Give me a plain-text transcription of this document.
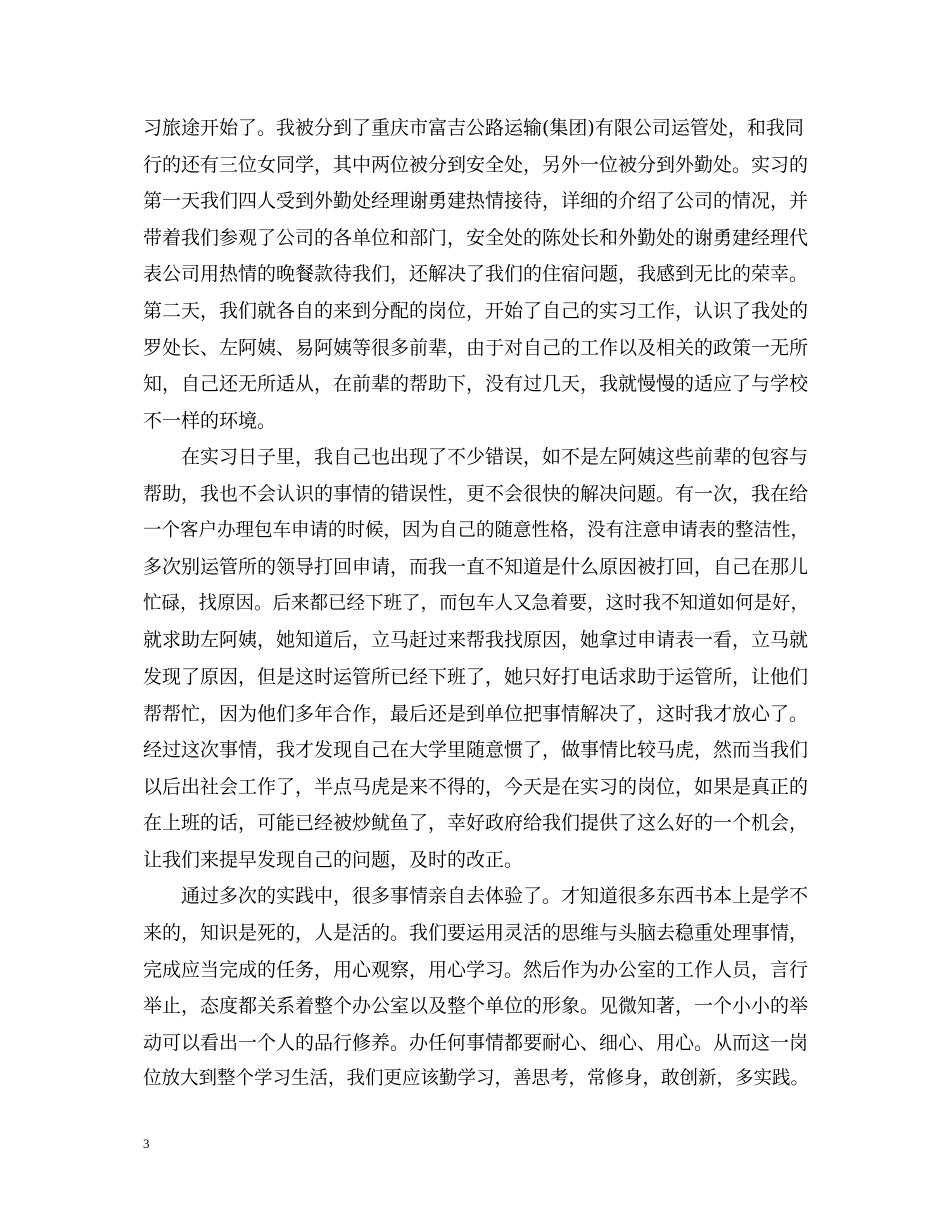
习旅途开始了。我被分到了重庆市富吉公路运输(集团)有限公司运管处，和我同
行的还有三位女同学，其中两位被分到安全处，另外一位被分到外勤处。实习的
第一天我们四人受到外勤处经理谢勇建热情接待，详细的介绍了公司的情况，并
带着我们参观了公司的各单位和部门，安全处的陈处长和外勤处的谢勇建经理代
表公司用热情的晚餐款待我们，还解决了我们的住宿问题，我感到无比的荣幸。
第二天，我们就各自的来到分配的岗位，开始了自己的实习工作，认识了我处的
罗处长、左阿姨、易阿姨等很多前辈，由于对自己的工作以及相关的政策一无所
知，自己还无所适从，在前辈的帮助下，没有过几天，我就慢慢的适应了与学校
不一样的环境。
　　在实习日子里，我自己也出现了不少错误，如不是左阿姨这些前辈的包容与
帮助，我也不会认识的事情的错误性，更不会很快的解决问题。有一次，我在给
一个客户办理包车申请的时候，因为自己的随意性格，没有注意申请表的整洁性，
多次别运管所的领导打回申请，而我一直不知道是什么原因被打回，自己在那儿
忙碌，找原因。后来都已经下班了，而包车人又急着要，这时我不知道如何是好，
就求助左阿姨，她知道后，立马赶过来帮我找原因，她拿过申请表一看，立马就
发现了原因，但是这时运管所已经下班了，她只好打电话求助于运管所，让他们
帮帮忙，因为他们多年合作，最后还是到单位把事情解决了，这时我才放心了。
经过这次事情，我才发现自己在大学里随意惯了，做事情比较马虎，然而当我们
以后出社会工作了，半点马虎是来不得的，今天是在实习的岗位，如果是真正的
在上班的话，可能已经被炒鱿鱼了，幸好政府给我们提供了这么好的一个机会，
让我们来提早发现自己的问题，及时的改正。
　　通过多次的实践中，很多事情亲自去体验了。才知道很多东西书本上是学不
来的，知识是死的，人是活的。我们要运用灵活的思维与头脑去稳重处理事情，
完成应当完成的任务，用心观察，用心学习。然后作为办公室的工作人员，言行
举止，态度都关系着整个办公室以及整个单位的形象。见微知著，一个小小的举
动可以看出一个人的品行修养。办任何事情都要耐心、细心、用心。从而这一岗
位放大到整个学习生活，我们更应该勤学习，善思考，常修身，敢创新，多实践。
3
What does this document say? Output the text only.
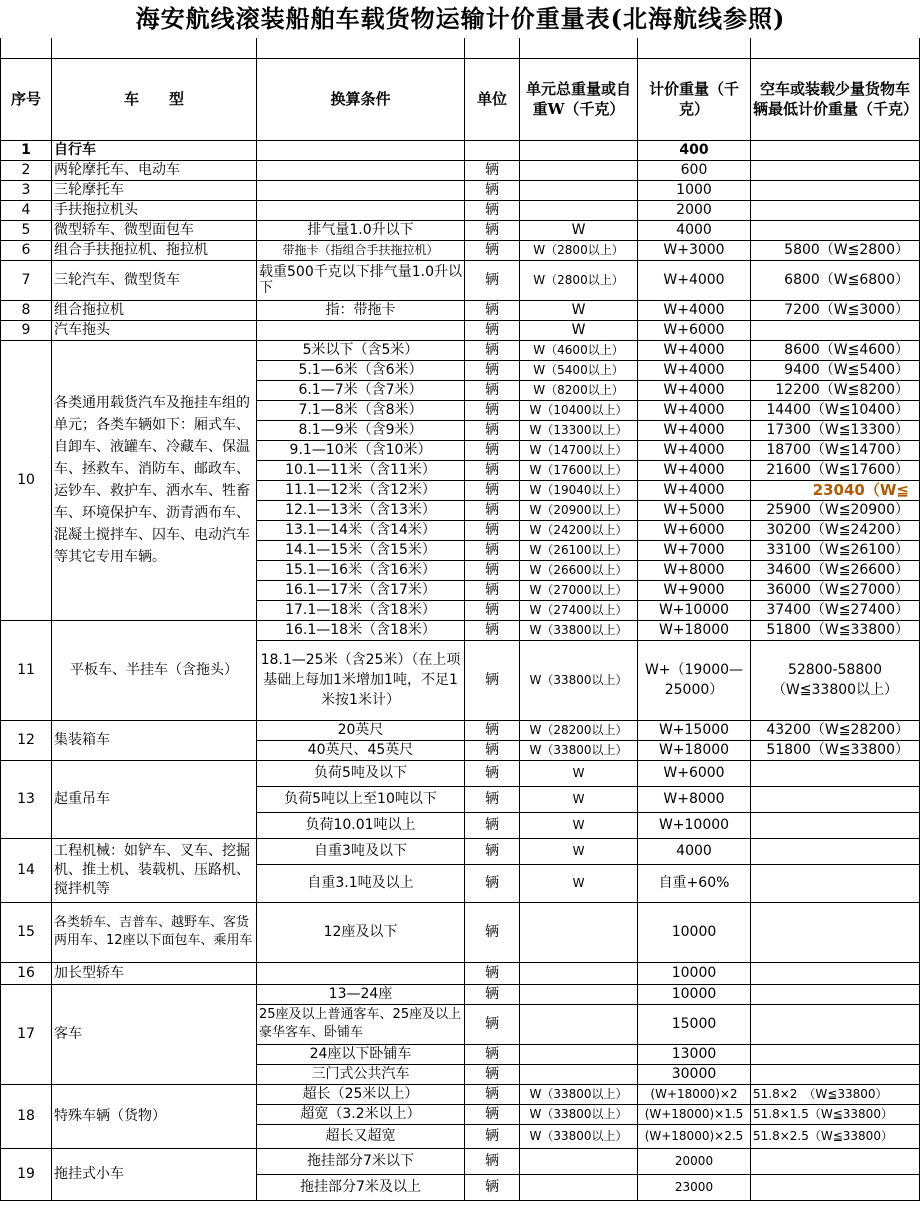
海安航线滚装船舶车载货物运输计价重量表(北海航线参照)

序号	车　　型	换算条件	单位	单元总重量或自重W（千克）	计价重量（千克）	空车或装载少量货物车辆最低计价重量（千克）
1	自行车				400	
2	两轮摩托车、电动车		辆		600	
3	三轮摩托车		辆		1000	
4	手扶拖拉机头		辆		2000	
5	微型轿车、微型面包车	排气量1.0升以下	辆	W	4000	
6	组合手扶拖拉机、拖拉机	带拖卡（指组合手扶拖拉机）	辆	W（2800以上）	W+3000	5800（W≦2800）
7	三轮汽车、微型货车	载重500千克以下排气量1.0升以下	辆	W（2800以上）	W+4000	6800（W≦6800）
8	组合拖拉机	指：带拖卡	辆	W	W+4000	7200（W≦3000）
9	汽车拖头		辆	W	W+6000	
10	各类通用载货汽车及拖挂车组的单元；各类车辆如下：厢式车、自卸车、液罐车、冷藏车、保温车、拯救车、消防车、邮政车、运钞车、救护车、洒水车、牲畜车、环境保护车、沥青洒布车、混凝土搅拌车、囚车、电动汽车等其它专用车辆。	5米以下（含5米）	辆	W（4600以上）	W+4000	8600（W≦4600）
		5.1—6米（含6米）	辆	W（5400以上）	W+4000	9400（W≦5400）
		6.1—7米（含7米）	辆	W（8200以上）	W+4000	12200（W≦8200）
		7.1—8米（含8米）	辆	W（10400以上）	W+4000	14400（W≦10400）
		8.1—9米（含9米）	辆	W（13300以上）	W+4000	17300（W≦13300）
		9.1—10米（含10米）	辆	W（14700以上）	W+4000	18700（W≦14700）
		10.1—11米（含11米）	辆	W（17600以上）	W+4000	21600（W≦17600）
		11.1—12米（含12米）	辆	W（19040以上）	W+4000	23040（W≦
		12.1—13米（含13米）	辆	W（20900以上）	W+5000	25900（W≦20900）
		13.1—14米（含14米）	辆	W（24200以上）	W+6000	30200（W≦24200）
		14.1—15米（含15米）	辆	W（26100以上）	W+7000	33100（W≦26100）
		15.1—16米（含16米）	辆	W（26600以上）	W+8000	34600（W≦26600）
		16.1—17米（含17米）	辆	W（27000以上）	W+9000	36000（W≦27000）
		17.1—18米（含18米）	辆	W（27400以上）	W+10000	37400（W≦27400）
11	平板车、半挂车（含拖头）	16.1—18米（含18米）	辆	W（33800以上）	W+18000	51800（W≦33800）
		18.1—25米（含25米）（在上项基础上每加1米增加1吨，不足1米按1米计）	辆	W（33800以上）	W+（19000—25000）	52800-58800（W≦33800以上）
12	集装箱车	20英尺	辆	W（28200以上）	W+15000	43200（W≦28200）
		40英尺、45英尺	辆	W（33800以上）	W+18000	51800（W≦33800）
13	起重吊车	负荷5吨及以下	辆	W	W+6000	
		负荷5吨以上至10吨以下	辆	W	W+8000	
		负荷10.01吨以上	辆	W	W+10000	
14	工程机械：如铲车、叉车、挖掘机、推土机、装载机、压路机、搅拌机等	自重3吨及以下	辆	W	4000	
		自重3.1吨及以上	辆	W	自重+60%	
15	各类轿车、吉普车、越野车、客货两用车、12座以下面包车、乘用车	12座及以下	辆		10000	
16	加长型轿车		辆		10000	
17	客车	13—24座	辆		10000	
		25座及以上普通客车、25座及以上豪华客车、卧铺车	辆		15000	
		24座以下卧铺车	辆		13000	
		三门式公共汽车	辆		30000	
18	特殊车辆（货物）	超长（25米以上）	辆	W（33800以上）	(W+18000)×2	51.8×2　（W≦33800）
		超宽（3.2米以上）	辆	W（33800以上）	(W+18000)×1.5	51.8×1.5（W≦33800）
		超长又超宽	辆	W（33800以上）	(W+18000)×2.5	51.8×2.5（W≦33800）
19	拖挂式小车	拖挂部分7米以下	辆		20000	
		拖挂部分7米及以上	辆		23000	
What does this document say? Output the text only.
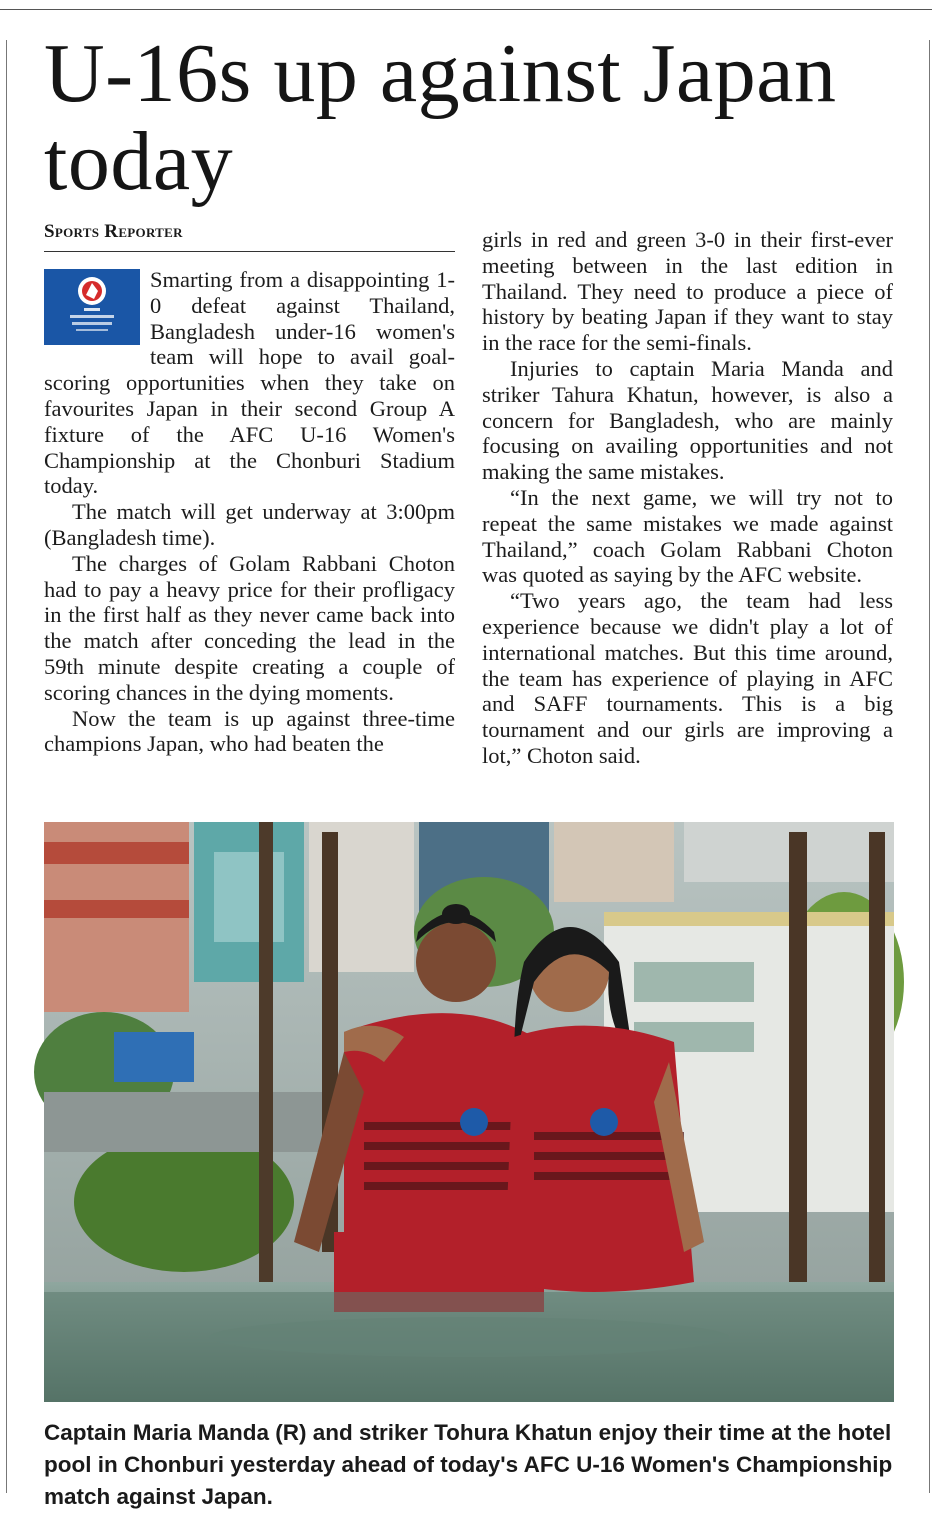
U-16s up against Japan today
Sports Reporter

Smarting from a disappointing 1-0 defeat against Thailand, Bangladesh under-16 women's team will hope to avail goal-scoring opportunities when they take on favourites Japan in their second Group A fixture of the AFC U-16 Women's Championship at the Chonburi Stadium today.

The match will get underway at 3:00pm (Bangladesh time).

The charges of Golam Rabbani Choton had to pay a heavy price for their profligacy in the first half as they never came back into the match after conceding the lead in the 59th minute despite creating a couple of scoring chances in the dying moments.

Now the team is up against three-time champions Japan, who had beaten the

girls in red and green 3-0 in their first-ever meeting between in the last edition in Thailand. They need to produce a piece of history by beating Japan if they want to stay in the race for the semi-finals.

Injuries to captain Maria Manda and striker Tahura Khatun, however, is also a concern for Bangladesh, who are mainly focusing on availing opportunities and not making the same mistakes.

“In the next game, we will try not to repeat the same mistakes we made against Thailand,” coach Golam Rabbani Choton was quoted as saying by the AFC website.

“Two years ago, the team had less experience because we didn't play a lot of international matches. But this time around, the team has experience of playing in AFC and SAFF tournaments. This is a big tournament and our girls are improving a lot,” Choton said.

Captain Maria Manda (R) and striker Tohura Khatun enjoy their time at the hotel pool in Chonburi yesterday ahead of today's AFC U-16 Women's Championship match against Japan.
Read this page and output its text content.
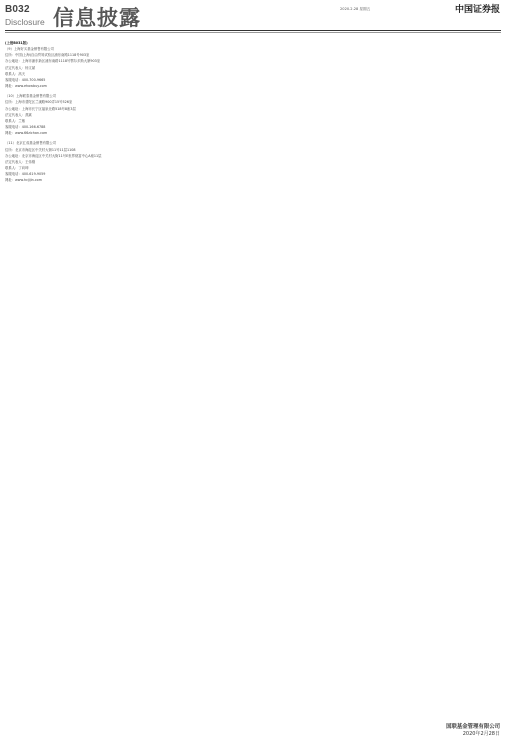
B032
Disclosure 信息披露	2020.2.28 星期五	中国证券报
(上接B031版)
（9）上海好买基金销售有限公司
住所：中国(上海)自由贸易试验区浦东南路1118号903室
办公地址：上海市浦东新区浦东南路1118号鄂尔多斯大厦903室
法定代表人：杨文斌
联系人：高天
客服电话：400-700-9665
网址：www.ehowbuy.com
（10）上海联泰基金销售有限公司
住所：上海市普陀区兰溪路900弄15号526室
办公地址：上海市长宁区福泉北路518号8座3层
法定代表人：燕斌
联系人：兰敏
客服电话：400-166-6788
网址：www.66zichan.com
（11）北京汇成基金销售有限公司
住所：北京市海淀区中关村大街11号11层1108
办公地址：北京市海淀区中关村大街11号E世界财富中心A座11层
法定代表人：王伟刚
联系人：丁向坤
客服电话：400-619-9059
网址：www.hcjijin.com
国联基金管理有限公司
2020年2月28日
================================
_Short task_
Search the entries for the word "text" and copy every line that has it.

_Exercise response_
Give me a plain-text transcription of this document.
What does this document say? Output the text only.
What does this document say? Output the text only.
Read this page and output its text content.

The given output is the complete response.